Instructies bij opdracht -
Neem alle onderstaande regels letterlijk over, van de eerste tot en met de laatste, zonder er één weg te laten of te wijzigen.
#####
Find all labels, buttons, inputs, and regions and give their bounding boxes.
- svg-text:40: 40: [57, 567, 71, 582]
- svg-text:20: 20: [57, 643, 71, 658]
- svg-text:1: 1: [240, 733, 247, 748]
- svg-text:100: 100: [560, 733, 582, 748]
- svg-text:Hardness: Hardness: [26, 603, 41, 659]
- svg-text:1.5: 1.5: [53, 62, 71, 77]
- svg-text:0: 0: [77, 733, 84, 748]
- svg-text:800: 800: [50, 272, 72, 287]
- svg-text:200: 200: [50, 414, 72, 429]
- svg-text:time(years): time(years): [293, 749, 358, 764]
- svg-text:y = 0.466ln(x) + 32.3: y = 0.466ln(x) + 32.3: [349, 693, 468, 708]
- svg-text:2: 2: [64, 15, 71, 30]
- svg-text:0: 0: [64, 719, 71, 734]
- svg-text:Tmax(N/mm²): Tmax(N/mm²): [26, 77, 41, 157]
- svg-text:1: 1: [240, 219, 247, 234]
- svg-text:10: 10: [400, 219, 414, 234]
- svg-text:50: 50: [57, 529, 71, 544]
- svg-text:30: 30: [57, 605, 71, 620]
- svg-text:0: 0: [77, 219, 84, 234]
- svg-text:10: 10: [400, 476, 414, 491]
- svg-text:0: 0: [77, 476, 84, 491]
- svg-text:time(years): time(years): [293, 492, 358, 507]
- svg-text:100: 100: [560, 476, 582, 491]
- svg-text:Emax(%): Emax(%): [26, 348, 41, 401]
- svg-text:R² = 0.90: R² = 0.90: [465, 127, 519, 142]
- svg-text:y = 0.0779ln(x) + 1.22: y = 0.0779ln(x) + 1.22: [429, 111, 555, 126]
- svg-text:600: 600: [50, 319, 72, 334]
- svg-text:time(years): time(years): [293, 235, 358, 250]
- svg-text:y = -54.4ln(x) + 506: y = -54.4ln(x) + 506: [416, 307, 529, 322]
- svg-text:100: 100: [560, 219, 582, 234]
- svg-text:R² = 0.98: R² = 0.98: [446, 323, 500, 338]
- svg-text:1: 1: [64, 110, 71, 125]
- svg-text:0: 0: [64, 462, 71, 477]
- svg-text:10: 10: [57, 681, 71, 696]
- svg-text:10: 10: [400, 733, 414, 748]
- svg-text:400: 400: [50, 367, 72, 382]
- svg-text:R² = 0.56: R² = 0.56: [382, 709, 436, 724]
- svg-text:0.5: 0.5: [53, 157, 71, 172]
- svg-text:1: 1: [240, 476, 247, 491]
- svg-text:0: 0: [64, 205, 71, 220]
#####
Uitwerking -
Find all labels, buttons, inputs, and regions and give their bounding boxes.
- svg-text:40: 40: [57, 567, 71, 582]
- svg-text:20: 20: [57, 643, 71, 658]
- svg-text:1: 1: [240, 733, 247, 748]
- svg-text:100: 100: [560, 733, 582, 748]
- svg-text:Hardness: Hardness: [26, 603, 41, 659]
- svg-text:1.5: 1.5: [53, 62, 71, 77]
- svg-text:0: 0: [77, 733, 84, 748]
- svg-text:800: 800: [50, 272, 72, 287]
- svg-text:200: 200: [50, 414, 72, 429]
- svg-text:time(years): time(years): [293, 749, 358, 764]
- svg-text:y = 0.466ln(x) + 32.3: y = 0.466ln(x) + 32.3: [349, 693, 468, 708]
- svg-text:2: 2: [64, 15, 71, 30]
- svg-text:0: 0: [64, 719, 71, 734]
- svg-text:Tmax(N/mm²): Tmax(N/mm²): [26, 77, 41, 157]
- svg-text:1: 1: [240, 219, 247, 234]
- svg-text:10: 10: [400, 219, 414, 234]
- svg-text:50: 50: [57, 529, 71, 544]
- svg-text:30: 30: [57, 605, 71, 620]
- svg-text:0: 0: [77, 219, 84, 234]
- svg-text:10: 10: [400, 476, 414, 491]
- svg-text:0: 0: [77, 476, 84, 491]
- svg-text:time(years): time(years): [293, 492, 358, 507]
- svg-text:100: 100: [560, 476, 582, 491]
- svg-text:Emax(%): Emax(%): [26, 348, 41, 401]
- svg-text:R² = 0.90: R² = 0.90: [465, 127, 519, 142]
- svg-text:y = 0.0779ln(x) + 1.22: y = 0.0779ln(x) + 1.22: [429, 111, 555, 126]
- svg-text:600: 600: [50, 319, 72, 334]
- svg-text:time(years): time(years): [293, 235, 358, 250]
- svg-text:y = -54.4ln(x) + 506: y = -54.4ln(x) + 506: [416, 307, 529, 322]
- svg-text:100: 100: [560, 219, 582, 234]
- svg-text:R² = 0.98: R² = 0.98: [446, 323, 500, 338]
- svg-text:1: 1: [64, 110, 71, 125]
- svg-text:0: 0: [64, 462, 71, 477]
- svg-text:10: 10: [57, 681, 71, 696]
- svg-text:10: 10: [400, 733, 414, 748]
- svg-text:400: 400: [50, 367, 72, 382]
- svg-text:R² = 0.56: R² = 0.56: [382, 709, 436, 724]
- svg-text:0.5: 0.5: [53, 157, 71, 172]
- svg-text:1: 1: [240, 476, 247, 491]
- svg-text:0: 0: [64, 205, 71, 220]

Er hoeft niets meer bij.